Rewrite the rows from the very beginning through the line containing "avatar[interactable] (58, 41, 116, 99)", with that line included, as a numbered list that leaves out blank lines.

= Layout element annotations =
________________________________________
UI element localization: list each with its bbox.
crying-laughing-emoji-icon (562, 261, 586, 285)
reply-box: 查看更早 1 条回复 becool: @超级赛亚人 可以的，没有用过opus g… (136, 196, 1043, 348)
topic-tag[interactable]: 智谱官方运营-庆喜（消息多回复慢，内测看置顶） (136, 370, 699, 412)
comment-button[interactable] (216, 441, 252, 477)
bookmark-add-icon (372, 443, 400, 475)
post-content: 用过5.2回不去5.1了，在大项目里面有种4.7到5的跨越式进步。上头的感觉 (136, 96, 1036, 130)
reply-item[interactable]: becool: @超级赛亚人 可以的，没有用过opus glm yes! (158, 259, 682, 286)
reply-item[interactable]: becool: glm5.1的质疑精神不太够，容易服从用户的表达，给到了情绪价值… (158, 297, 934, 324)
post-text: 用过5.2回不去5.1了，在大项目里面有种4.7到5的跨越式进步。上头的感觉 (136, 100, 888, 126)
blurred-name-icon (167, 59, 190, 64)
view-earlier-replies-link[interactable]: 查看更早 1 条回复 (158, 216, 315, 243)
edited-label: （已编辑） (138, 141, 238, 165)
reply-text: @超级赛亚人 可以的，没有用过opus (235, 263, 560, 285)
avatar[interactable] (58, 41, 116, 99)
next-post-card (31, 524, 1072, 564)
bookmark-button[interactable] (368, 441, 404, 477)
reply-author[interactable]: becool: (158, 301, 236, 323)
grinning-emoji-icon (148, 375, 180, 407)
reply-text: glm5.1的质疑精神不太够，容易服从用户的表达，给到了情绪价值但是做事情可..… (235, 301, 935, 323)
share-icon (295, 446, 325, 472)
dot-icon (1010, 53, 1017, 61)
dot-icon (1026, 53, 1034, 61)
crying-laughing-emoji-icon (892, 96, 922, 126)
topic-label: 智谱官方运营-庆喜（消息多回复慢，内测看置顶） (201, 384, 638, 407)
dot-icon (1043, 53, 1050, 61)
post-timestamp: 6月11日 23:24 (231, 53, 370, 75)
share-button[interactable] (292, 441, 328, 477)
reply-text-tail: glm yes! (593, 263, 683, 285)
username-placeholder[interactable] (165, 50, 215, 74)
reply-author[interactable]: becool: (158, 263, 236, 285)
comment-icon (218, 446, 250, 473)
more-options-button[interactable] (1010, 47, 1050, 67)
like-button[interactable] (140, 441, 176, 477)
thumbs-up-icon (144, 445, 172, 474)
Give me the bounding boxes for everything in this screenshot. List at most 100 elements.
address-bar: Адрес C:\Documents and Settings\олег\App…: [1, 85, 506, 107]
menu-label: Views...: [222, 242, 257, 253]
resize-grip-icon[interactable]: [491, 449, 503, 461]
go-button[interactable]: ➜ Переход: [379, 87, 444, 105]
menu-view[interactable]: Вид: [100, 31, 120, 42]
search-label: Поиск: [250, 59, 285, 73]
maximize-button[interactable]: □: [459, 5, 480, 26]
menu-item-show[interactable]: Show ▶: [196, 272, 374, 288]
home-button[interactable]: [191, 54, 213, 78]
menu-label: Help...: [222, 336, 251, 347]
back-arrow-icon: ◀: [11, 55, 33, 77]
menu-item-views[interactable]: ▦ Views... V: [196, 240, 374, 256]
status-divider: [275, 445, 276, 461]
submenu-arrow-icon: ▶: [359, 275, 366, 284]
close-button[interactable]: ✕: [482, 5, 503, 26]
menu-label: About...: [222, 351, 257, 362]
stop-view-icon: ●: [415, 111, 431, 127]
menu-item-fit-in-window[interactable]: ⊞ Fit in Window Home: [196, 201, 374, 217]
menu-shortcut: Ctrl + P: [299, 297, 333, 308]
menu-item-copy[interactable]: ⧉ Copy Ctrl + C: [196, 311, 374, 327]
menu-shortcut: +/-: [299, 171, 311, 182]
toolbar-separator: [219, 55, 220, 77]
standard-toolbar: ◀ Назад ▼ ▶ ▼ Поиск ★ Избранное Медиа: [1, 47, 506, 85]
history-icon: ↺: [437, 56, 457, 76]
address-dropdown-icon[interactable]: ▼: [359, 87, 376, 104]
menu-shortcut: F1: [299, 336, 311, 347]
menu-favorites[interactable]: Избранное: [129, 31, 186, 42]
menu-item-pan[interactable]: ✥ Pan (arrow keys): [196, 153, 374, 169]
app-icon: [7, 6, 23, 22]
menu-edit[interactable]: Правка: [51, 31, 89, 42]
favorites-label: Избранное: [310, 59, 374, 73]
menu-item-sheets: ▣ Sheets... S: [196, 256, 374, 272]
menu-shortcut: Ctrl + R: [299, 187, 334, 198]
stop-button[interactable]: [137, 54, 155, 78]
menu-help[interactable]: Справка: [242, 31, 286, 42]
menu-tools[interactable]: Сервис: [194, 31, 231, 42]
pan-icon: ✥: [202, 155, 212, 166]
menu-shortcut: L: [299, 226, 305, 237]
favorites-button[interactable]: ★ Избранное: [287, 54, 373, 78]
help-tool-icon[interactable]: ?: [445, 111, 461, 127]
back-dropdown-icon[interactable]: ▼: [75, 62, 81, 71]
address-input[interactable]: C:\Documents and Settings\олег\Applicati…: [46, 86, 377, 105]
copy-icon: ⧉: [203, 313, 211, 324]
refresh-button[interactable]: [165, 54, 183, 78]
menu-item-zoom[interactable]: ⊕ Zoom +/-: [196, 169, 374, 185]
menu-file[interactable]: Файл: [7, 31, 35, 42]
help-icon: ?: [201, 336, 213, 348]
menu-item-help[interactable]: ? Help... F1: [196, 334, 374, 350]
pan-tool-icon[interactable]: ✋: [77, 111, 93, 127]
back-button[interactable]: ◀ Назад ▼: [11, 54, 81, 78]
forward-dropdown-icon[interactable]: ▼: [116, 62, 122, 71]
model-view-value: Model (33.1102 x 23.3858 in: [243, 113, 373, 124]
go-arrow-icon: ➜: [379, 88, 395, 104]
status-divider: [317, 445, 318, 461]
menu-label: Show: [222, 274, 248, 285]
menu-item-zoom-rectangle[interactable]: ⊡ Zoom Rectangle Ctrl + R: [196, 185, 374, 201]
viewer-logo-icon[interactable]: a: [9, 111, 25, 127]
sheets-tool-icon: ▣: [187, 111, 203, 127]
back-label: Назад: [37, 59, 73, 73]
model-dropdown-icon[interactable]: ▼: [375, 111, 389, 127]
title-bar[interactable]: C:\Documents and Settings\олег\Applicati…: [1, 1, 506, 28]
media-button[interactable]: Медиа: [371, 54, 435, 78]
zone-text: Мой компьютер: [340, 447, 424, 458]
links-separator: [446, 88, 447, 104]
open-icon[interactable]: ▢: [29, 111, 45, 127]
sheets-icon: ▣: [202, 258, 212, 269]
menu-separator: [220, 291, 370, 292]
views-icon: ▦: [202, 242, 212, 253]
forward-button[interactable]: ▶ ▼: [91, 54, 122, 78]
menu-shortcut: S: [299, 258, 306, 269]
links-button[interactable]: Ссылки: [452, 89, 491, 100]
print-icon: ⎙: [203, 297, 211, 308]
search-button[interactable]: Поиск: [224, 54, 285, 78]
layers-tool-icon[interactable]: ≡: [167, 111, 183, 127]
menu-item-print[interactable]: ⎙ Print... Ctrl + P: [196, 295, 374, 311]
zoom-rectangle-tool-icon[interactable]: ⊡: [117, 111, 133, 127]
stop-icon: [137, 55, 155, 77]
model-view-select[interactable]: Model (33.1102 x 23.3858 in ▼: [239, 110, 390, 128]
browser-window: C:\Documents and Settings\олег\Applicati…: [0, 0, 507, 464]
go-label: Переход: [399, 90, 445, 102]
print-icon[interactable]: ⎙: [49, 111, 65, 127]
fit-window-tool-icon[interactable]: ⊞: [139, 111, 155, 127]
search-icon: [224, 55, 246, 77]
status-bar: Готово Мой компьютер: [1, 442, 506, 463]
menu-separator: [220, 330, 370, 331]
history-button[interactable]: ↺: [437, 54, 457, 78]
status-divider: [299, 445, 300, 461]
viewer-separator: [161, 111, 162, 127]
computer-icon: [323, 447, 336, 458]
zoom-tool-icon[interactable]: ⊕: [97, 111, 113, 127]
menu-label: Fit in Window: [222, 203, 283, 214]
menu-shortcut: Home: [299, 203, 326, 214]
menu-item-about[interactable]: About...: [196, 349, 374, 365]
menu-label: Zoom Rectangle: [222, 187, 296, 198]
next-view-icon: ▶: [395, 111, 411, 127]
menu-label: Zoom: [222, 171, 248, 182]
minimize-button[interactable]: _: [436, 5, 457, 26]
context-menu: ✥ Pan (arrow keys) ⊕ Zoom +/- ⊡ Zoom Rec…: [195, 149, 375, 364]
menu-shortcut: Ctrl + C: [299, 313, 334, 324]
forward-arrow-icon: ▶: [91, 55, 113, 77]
________________________________________
= Expected answer =
1. UI element localization: list each with its bbox.
2. crying-laughing-emoji-icon (562, 261, 586, 285)
3. reply-box: 查看更早 1 条回复 becool: @超级赛亚人 可以的，没有用过opus g… (136, 196, 1043, 348)
4. topic-tag[interactable]: 智谱官方运营-庆喜（消息多回复慢，内测看置顶） (136, 370, 699, 412)
5. comment-button[interactable] (216, 441, 252, 477)
6. bookmark-add-icon (372, 443, 400, 475)
7. post-content: 用过5.2回不去5.1了，在大项目里面有种4.7到5的跨越式进步。上头的感觉 (136, 96, 1036, 130)
8. reply-item[interactable]: becool: @超级赛亚人 可以的，没有用过opus glm yes! (158, 259, 682, 286)
9. reply-item[interactable]: becool: glm5.1的质疑精神不太够，容易服从用户的表达，给到了情绪价值… (158, 297, 934, 324)
10. post-text: 用过5.2回不去5.1了，在大项目里面有种4.7到5的跨越式进步。上头的感觉 (136, 100, 888, 126)
11. blurred-name-icon (167, 59, 190, 64)
12. view-earlier-replies-link[interactable]: 查看更早 1 条回复 (158, 216, 315, 243)
13. edited-label: （已编辑） (138, 141, 238, 165)
14. reply-text: @超级赛亚人 可以的，没有用过opus (235, 263, 560, 285)
15. avatar[interactable] (58, 41, 116, 99)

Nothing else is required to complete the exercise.